▸ PROMPT
Your task is to repeat the entries underneath exactly, minus the pictures.

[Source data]
▼▼▼
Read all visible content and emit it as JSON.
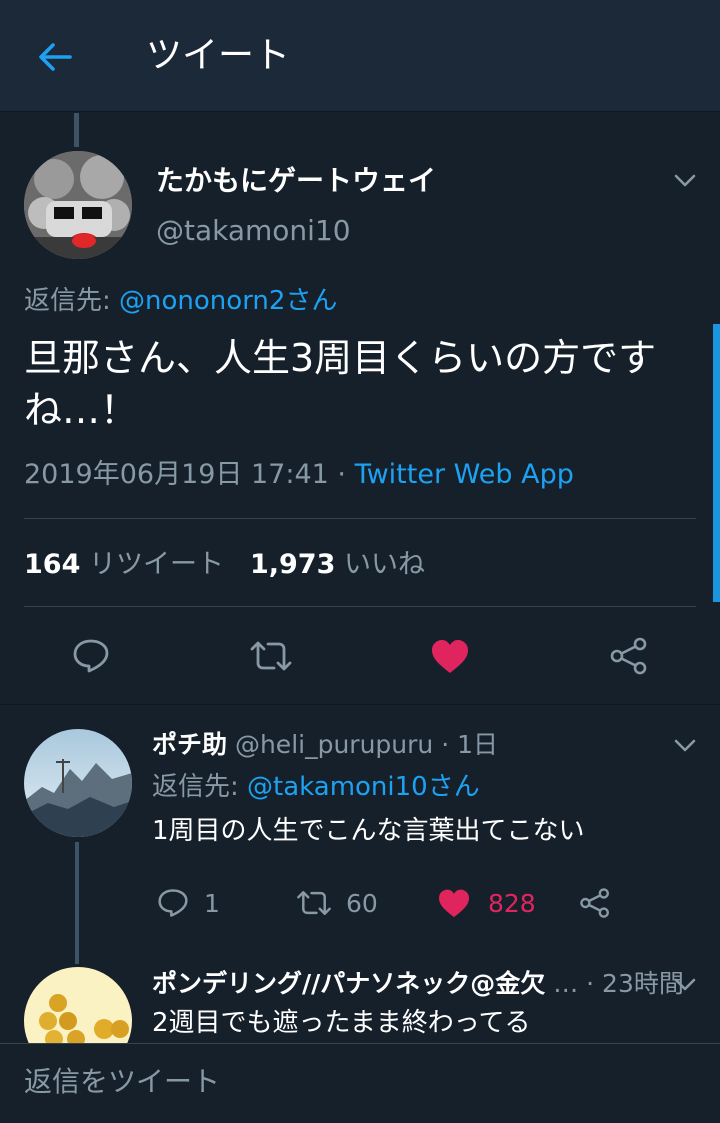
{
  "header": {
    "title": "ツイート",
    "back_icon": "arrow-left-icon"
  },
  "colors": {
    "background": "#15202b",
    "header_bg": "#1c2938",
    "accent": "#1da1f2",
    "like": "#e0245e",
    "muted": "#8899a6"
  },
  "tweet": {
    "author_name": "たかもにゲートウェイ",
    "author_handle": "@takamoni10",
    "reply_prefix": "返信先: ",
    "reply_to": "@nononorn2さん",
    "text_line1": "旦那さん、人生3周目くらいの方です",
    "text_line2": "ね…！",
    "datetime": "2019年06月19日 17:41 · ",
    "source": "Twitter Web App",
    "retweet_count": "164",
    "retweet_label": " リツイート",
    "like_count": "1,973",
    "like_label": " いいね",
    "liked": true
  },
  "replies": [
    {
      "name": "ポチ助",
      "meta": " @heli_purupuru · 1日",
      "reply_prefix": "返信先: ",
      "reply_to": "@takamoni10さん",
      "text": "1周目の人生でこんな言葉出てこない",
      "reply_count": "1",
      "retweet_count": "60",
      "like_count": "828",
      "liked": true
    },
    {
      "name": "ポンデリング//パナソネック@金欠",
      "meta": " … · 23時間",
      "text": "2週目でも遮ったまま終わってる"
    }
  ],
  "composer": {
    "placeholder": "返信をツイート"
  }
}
▲▲▲
▸ ANSWER TO THIS EXERCISE
Read all visible content and emit it as JSON.
{
  "header": {
    "title": "ツイート",
    "back_icon": "arrow-left-icon"
  },
  "colors": {
    "background": "#15202b",
    "header_bg": "#1c2938",
    "accent": "#1da1f2",
    "like": "#e0245e",
    "muted": "#8899a6"
  },
  "tweet": {
    "author_name": "たかもにゲートウェイ",
    "author_handle": "@takamoni10",
    "reply_prefix": "返信先: ",
    "reply_to": "@nononorn2さん",
    "text_line1": "旦那さん、人生3周目くらいの方です",
    "text_line2": "ね…！",
    "datetime": "2019年06月19日 17:41 · ",
    "source": "Twitter Web App",
    "retweet_count": "164",
    "retweet_label": " リツイート",
    "like_count": "1,973",
    "like_label": " いいね",
    "liked": true
  },
  "replies": [
    {
      "name": "ポチ助",
      "meta": " @heli_purupuru · 1日",
      "reply_prefix": "返信先: ",
      "reply_to": "@takamoni10さん",
      "text": "1周目の人生でこんな言葉出てこない",
      "reply_count": "1",
      "retweet_count": "60",
      "like_count": "828",
      "liked": true
    },
    {
      "name": "ポンデリング//パナソネック@金欠",
      "meta": " … · 23時間",
      "text": "2週目でも遮ったまま終わってる"
    }
  ],
  "composer": {
    "placeholder": "返信をツイート"
  }
}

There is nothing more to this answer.